◆ THE TASK
Report the count of lines where the string "memory" appears, and nothing else.
[Begin RECORDED INFORMATION]
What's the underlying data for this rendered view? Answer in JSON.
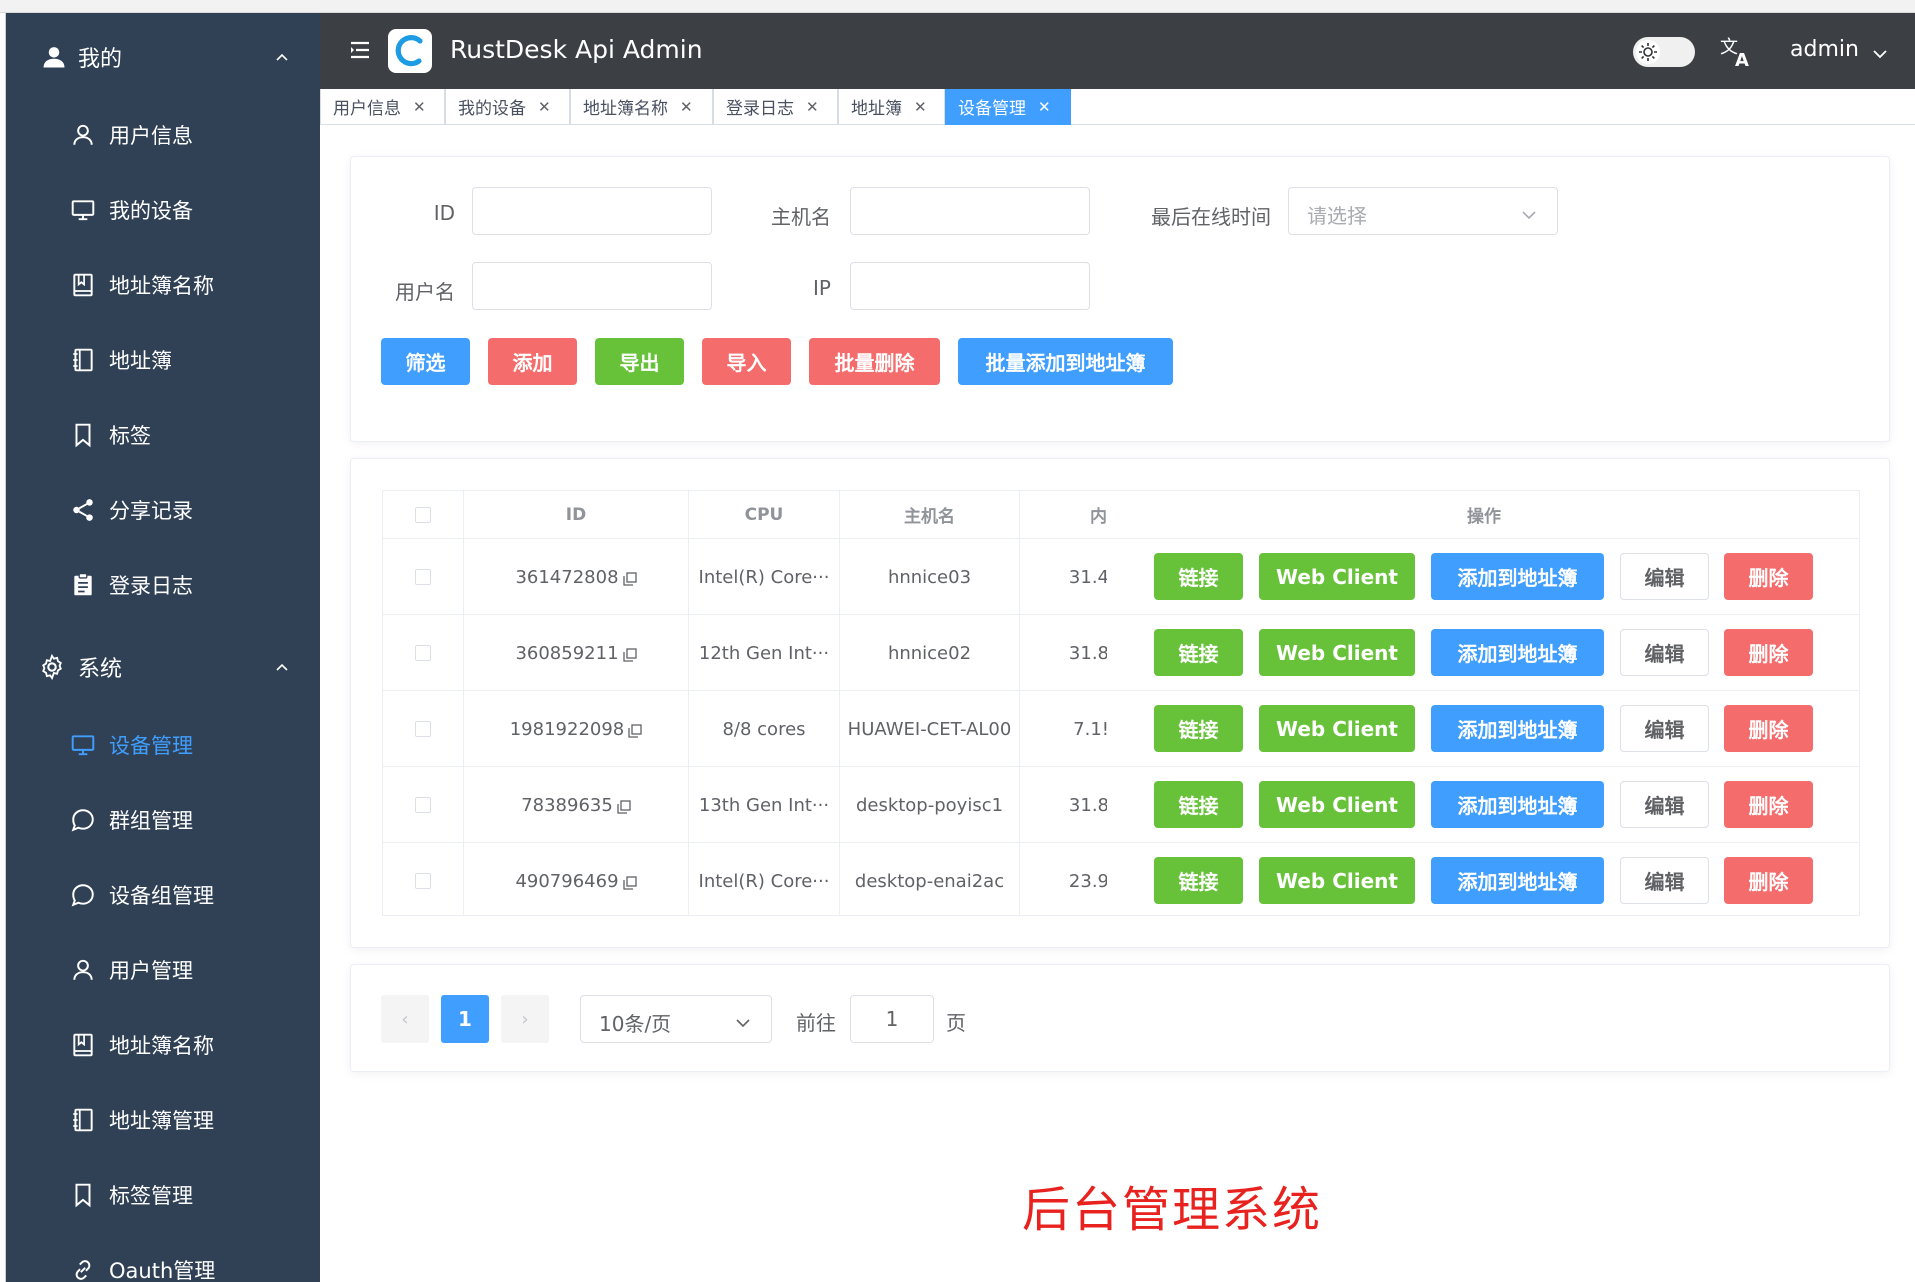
{
  "app": {
    "title": "RustDesk Api Admin",
    "user": "admin"
  },
  "sidebar": {
    "group_mine": "我的",
    "mine_items": [
      {
        "label": "用户信息",
        "icon": "user-icon"
      },
      {
        "label": "我的设备",
        "icon": "monitor-icon"
      },
      {
        "label": "地址簿名称",
        "icon": "book-icon"
      },
      {
        "label": "地址簿",
        "icon": "notebook-icon"
      },
      {
        "label": "标签",
        "icon": "bookmark-icon"
      },
      {
        "label": "分享记录",
        "icon": "share-icon"
      },
      {
        "label": "登录日志",
        "icon": "clipboard-icon"
      }
    ],
    "group_system": "系统",
    "system_items": [
      {
        "label": "设备管理",
        "icon": "monitor-icon",
        "active": true
      },
      {
        "label": "群组管理",
        "icon": "chat-icon"
      },
      {
        "label": "设备组管理",
        "icon": "chat-icon"
      },
      {
        "label": "用户管理",
        "icon": "user-icon"
      },
      {
        "label": "地址簿名称",
        "icon": "book-icon"
      },
      {
        "label": "地址簿管理",
        "icon": "notebook-icon"
      },
      {
        "label": "标签管理",
        "icon": "bookmark-icon"
      },
      {
        "label": "Oauth管理",
        "icon": "link-icon"
      }
    ]
  },
  "tabs": [
    {
      "label": "用户信息"
    },
    {
      "label": "我的设备"
    },
    {
      "label": "地址簿名称"
    },
    {
      "label": "登录日志"
    },
    {
      "label": "地址簿"
    },
    {
      "label": "设备管理",
      "active": true
    }
  ],
  "filters": {
    "id_label": "ID",
    "hostname_label": "主机名",
    "last_online_label": "最后在线时间",
    "last_online_placeholder": "请选择",
    "username_label": "用户名",
    "ip_label": "IP"
  },
  "actions": {
    "filter": "筛选",
    "add": "添加",
    "export": "导出",
    "import": "导入",
    "batch_delete": "批量删除",
    "batch_add_addressbook": "批量添加到地址簿"
  },
  "table": {
    "headers": {
      "id": "ID",
      "cpu": "CPU",
      "hostname": "主机名",
      "memory": "内",
      "ops": "操作"
    },
    "row_buttons": {
      "connect": "链接",
      "web_client": "Web Client",
      "add_to_ab": "添加到地址簿",
      "edit": "编辑",
      "delete": "删除"
    },
    "rows": [
      {
        "id": "361472808",
        "cpu": "Intel(R) Core···",
        "hostname": "hnnice03",
        "memory": "31.4"
      },
      {
        "id": "360859211",
        "cpu": "12th Gen Int···",
        "hostname": "hnnice02",
        "memory": "31.8"
      },
      {
        "id": "1981922098",
        "cpu": "8/8 cores",
        "hostname": "HUAWEI-CET-AL00",
        "memory": "7.1!"
      },
      {
        "id": "78389635",
        "cpu": "13th Gen Int···",
        "hostname": "desktop-poyisc1",
        "memory": "31.8"
      },
      {
        "id": "490796469",
        "cpu": "Intel(R) Core···",
        "hostname": "desktop-enai2ac",
        "memory": "23.9"
      }
    ]
  },
  "pagination": {
    "prev": "‹",
    "current": "1",
    "next": "›",
    "page_size": "10条/页",
    "goto_label": "前往",
    "goto_value": "1",
    "page_suffix": "页"
  },
  "watermark": "后台管理系统",
  "colors": {
    "primary": "#409eff",
    "danger": "#f56c6c",
    "success": "#67c23a",
    "sidebar": "#304156",
    "header": "#3c4045"
  }
}
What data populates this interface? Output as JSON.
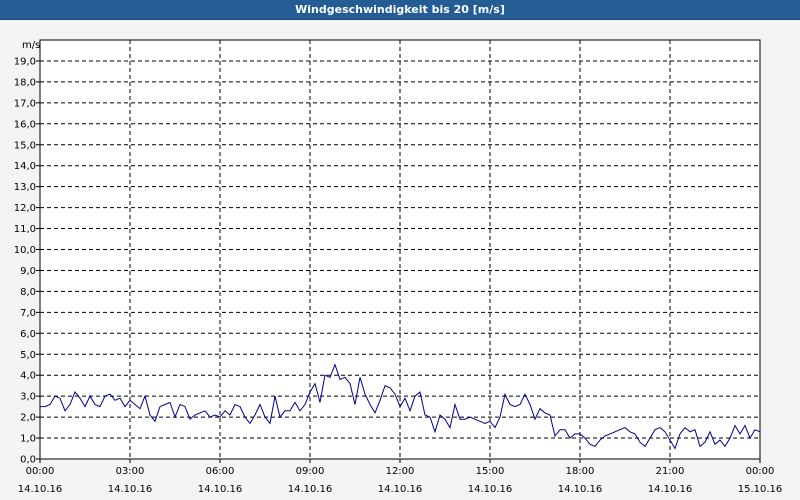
{
  "window": {
    "title": "Windgeschwindigkeit bis 20 [m/s]"
  },
  "colors": {
    "titlebar": "#245c94",
    "series": "#00008b",
    "grid": "#000000",
    "background": "#f4f4f4"
  },
  "chart_data": {
    "type": "line",
    "title": "Windgeschwindigkeit bis 20 [m/s]",
    "ylabel": "m/s",
    "xlabel": "",
    "ylim": [
      0,
      20
    ],
    "xlim": [
      0,
      24
    ],
    "grid": true,
    "y_ticks": [
      "0,0",
      "1,0",
      "2,0",
      "3,0",
      "4,0",
      "5,0",
      "6,0",
      "7,0",
      "8,0",
      "9,0",
      "10,0",
      "11,0",
      "12,0",
      "13,0",
      "14,0",
      "15,0",
      "16,0",
      "17,0",
      "18,0",
      "19,0"
    ],
    "x_ticks": [
      {
        "time": "00:00",
        "date": "14.10.16"
      },
      {
        "time": "03:00",
        "date": "14.10.16"
      },
      {
        "time": "06:00",
        "date": "14.10.16"
      },
      {
        "time": "09:00",
        "date": "14.10.16"
      },
      {
        "time": "12:00",
        "date": "14.10.16"
      },
      {
        "time": "15:00",
        "date": "14.10.16"
      },
      {
        "time": "18:00",
        "date": "14.10.16"
      },
      {
        "time": "21:00",
        "date": "14.10.16"
      },
      {
        "time": "00:00",
        "date": "15.10.16"
      }
    ],
    "series": [
      {
        "x_start": "14.10.16 00:00",
        "x_end": "14.10.16 23:50",
        "values": [
          2.5,
          2.5,
          2.6,
          3.0,
          2.9,
          2.3,
          2.6,
          3.2,
          2.9,
          2.5,
          3.0,
          2.6,
          2.5,
          3.0,
          3.1,
          2.8,
          2.9,
          2.5,
          2.8,
          2.6,
          2.4,
          3.0,
          2.1,
          1.8,
          2.5,
          2.6,
          2.7,
          2.0,
          2.6,
          2.5,
          1.9,
          2.1,
          2.2,
          2.3,
          2.0,
          2.1,
          2.0,
          2.3,
          2.1,
          2.6,
          2.5,
          2.0,
          1.7,
          2.1,
          2.6,
          2.0,
          1.7,
          3.0,
          2.0,
          2.3,
          2.3,
          2.7,
          2.3,
          2.6,
          3.2,
          3.6,
          2.7,
          4.0,
          3.9,
          4.5,
          3.8,
          3.9,
          3.6,
          2.6,
          3.9,
          3.1,
          2.6,
          2.2,
          2.8,
          3.5,
          3.4,
          3.1,
          2.5,
          2.9,
          2.3,
          3.0,
          3.2,
          2.1,
          2.0,
          1.3,
          2.1,
          1.9,
          1.5,
          2.6,
          1.9,
          1.9,
          2.0,
          1.9,
          1.8,
          1.7,
          1.8,
          1.5,
          2.0,
          3.1,
          2.6,
          2.5,
          2.6,
          3.1,
          2.6,
          1.9,
          2.4,
          2.2,
          2.1,
          1.1,
          1.4,
          1.4,
          1.0,
          1.2,
          1.2,
          1.0,
          0.7,
          0.6,
          0.9,
          1.1,
          1.2,
          1.3,
          1.4,
          1.5,
          1.3,
          1.2,
          0.8,
          0.6,
          1.0,
          1.4,
          1.5,
          1.3,
          0.9,
          0.5,
          1.2,
          1.5,
          1.3,
          1.4,
          0.6,
          0.8,
          1.3,
          0.7,
          0.9,
          0.6,
          1.0,
          1.6,
          1.2,
          1.6,
          1.0,
          1.4,
          1.3
        ]
      }
    ]
  }
}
[End RECORDED INFORMATION]
◆ RESPONSE TO THE EXERCISE
6